• **Task directions**: A single number is the answer here: how many lines of the entries contain "have"?

• **Task data**:
'''

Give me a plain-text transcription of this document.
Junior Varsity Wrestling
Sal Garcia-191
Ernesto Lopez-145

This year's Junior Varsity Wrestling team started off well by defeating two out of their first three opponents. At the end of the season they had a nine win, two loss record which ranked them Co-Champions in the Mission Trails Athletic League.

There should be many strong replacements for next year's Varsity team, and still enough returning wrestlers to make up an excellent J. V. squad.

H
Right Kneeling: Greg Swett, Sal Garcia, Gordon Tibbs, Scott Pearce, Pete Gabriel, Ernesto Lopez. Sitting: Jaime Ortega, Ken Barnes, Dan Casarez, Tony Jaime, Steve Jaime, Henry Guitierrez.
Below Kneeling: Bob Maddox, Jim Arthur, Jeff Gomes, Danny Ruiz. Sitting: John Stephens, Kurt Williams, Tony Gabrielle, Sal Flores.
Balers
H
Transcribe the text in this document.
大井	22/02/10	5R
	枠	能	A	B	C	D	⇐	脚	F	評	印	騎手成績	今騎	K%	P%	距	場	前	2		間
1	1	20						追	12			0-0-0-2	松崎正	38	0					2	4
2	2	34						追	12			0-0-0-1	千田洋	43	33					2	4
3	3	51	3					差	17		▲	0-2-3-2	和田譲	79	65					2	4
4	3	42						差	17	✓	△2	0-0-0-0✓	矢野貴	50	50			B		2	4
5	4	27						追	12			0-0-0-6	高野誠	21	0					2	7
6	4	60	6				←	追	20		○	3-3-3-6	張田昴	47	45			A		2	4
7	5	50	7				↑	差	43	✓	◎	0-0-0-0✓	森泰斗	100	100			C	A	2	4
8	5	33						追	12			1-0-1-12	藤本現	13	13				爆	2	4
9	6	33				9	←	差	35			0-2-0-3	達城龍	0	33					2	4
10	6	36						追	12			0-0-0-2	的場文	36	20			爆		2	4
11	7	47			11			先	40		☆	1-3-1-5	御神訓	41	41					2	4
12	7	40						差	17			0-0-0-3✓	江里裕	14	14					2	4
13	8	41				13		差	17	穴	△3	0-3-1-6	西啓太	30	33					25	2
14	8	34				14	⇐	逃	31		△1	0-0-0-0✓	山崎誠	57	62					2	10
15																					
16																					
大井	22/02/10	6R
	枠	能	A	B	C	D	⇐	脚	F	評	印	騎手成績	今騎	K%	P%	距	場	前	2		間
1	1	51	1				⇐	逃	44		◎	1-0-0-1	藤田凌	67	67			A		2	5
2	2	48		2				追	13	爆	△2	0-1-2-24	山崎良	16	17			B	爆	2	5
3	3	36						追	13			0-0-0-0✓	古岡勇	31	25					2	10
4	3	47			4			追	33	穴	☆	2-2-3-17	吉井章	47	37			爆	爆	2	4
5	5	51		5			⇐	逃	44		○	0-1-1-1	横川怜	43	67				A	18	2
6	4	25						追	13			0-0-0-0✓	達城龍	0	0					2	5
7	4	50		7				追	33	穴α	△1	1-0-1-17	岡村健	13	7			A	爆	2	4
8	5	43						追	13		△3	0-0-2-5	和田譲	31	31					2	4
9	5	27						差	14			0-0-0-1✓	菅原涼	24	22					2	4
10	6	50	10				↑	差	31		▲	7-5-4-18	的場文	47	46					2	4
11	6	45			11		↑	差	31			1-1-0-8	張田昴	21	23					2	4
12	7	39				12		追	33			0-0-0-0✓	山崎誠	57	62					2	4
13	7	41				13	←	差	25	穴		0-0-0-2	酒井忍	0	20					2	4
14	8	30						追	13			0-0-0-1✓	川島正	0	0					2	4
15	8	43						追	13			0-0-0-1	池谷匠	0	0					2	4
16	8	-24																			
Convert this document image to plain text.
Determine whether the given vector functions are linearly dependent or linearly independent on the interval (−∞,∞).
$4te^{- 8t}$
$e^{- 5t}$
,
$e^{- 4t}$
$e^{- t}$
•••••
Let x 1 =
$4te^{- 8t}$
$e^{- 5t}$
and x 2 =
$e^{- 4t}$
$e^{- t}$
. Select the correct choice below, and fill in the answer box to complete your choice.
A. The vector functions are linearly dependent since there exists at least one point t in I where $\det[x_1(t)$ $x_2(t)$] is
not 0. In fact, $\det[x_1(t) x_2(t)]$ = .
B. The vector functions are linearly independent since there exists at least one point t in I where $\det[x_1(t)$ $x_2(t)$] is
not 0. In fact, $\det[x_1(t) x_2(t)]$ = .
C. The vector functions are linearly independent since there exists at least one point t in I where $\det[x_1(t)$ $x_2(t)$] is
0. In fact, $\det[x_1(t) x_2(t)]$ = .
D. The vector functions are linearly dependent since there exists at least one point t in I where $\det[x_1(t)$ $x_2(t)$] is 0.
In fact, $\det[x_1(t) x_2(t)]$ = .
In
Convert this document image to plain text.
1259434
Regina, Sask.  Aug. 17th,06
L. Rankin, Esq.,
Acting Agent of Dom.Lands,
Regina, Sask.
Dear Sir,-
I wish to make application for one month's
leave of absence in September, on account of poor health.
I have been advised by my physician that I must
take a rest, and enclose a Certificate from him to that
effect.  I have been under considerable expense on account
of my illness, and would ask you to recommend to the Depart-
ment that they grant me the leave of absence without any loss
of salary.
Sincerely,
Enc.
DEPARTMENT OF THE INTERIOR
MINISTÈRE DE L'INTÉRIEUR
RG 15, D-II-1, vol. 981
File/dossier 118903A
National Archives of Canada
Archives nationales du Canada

'''

• **Output for this exercise**: 2